[Dataset listings of figures]
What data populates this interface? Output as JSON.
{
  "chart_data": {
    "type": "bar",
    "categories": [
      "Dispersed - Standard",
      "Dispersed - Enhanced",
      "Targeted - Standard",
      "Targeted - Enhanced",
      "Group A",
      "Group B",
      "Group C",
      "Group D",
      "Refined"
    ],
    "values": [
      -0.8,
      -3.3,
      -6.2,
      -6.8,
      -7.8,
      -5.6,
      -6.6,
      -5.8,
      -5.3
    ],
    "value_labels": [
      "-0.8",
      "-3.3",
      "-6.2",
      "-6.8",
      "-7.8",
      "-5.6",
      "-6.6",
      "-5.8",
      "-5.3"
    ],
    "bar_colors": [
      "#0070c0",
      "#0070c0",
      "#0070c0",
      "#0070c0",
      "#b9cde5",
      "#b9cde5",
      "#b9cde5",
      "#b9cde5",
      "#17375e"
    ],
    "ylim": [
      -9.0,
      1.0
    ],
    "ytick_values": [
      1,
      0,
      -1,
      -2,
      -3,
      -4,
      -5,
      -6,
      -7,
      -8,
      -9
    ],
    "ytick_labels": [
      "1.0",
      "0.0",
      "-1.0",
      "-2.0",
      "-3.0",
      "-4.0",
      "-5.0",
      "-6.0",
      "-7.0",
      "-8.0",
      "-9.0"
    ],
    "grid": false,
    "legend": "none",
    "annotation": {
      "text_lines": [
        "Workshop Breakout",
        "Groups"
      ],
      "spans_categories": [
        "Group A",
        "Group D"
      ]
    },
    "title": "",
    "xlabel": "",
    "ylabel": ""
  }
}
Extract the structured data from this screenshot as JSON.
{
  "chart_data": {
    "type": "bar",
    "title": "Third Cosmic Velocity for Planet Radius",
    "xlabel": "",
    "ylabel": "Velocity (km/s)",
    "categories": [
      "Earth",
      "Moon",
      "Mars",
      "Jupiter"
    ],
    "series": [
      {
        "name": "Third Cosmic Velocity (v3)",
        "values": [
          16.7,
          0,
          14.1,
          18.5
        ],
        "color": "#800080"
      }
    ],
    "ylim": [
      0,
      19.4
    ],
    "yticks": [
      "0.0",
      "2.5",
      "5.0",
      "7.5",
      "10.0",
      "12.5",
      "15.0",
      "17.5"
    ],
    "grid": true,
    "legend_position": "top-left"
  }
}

• Short exercise: Your answer should consist only of the lines from the one with "Extract the structured" through the end of the data above, reproduced exactly.

• Exercise output:
Extract the structured data from this screenshot as JSON.
{
  "chart_data": {
    "type": "bar",
    "title": "Third Cosmic Velocity for Planet Radius",
    "xlabel": "",
    "ylabel": "Velocity (km/s)",
    "categories": [
      "Earth",
      "Moon",
      "Mars",
      "Jupiter"
    ],
    "series": [
      {
        "name": "Third Cosmic Velocity (v3)",
        "values": [
          16.7,
          0,
          14.1,
          18.5
        ],
        "color": "#800080"
      }
    ],
    "ylim": [
      0,
      19.4
    ],
    "yticks": [
      "0.0",
      "2.5",
      "5.0",
      "7.5",
      "10.0",
      "12.5",
      "15.0",
      "17.5"
    ],
    "grid": true,
    "legend_position": "top-left"
  }
}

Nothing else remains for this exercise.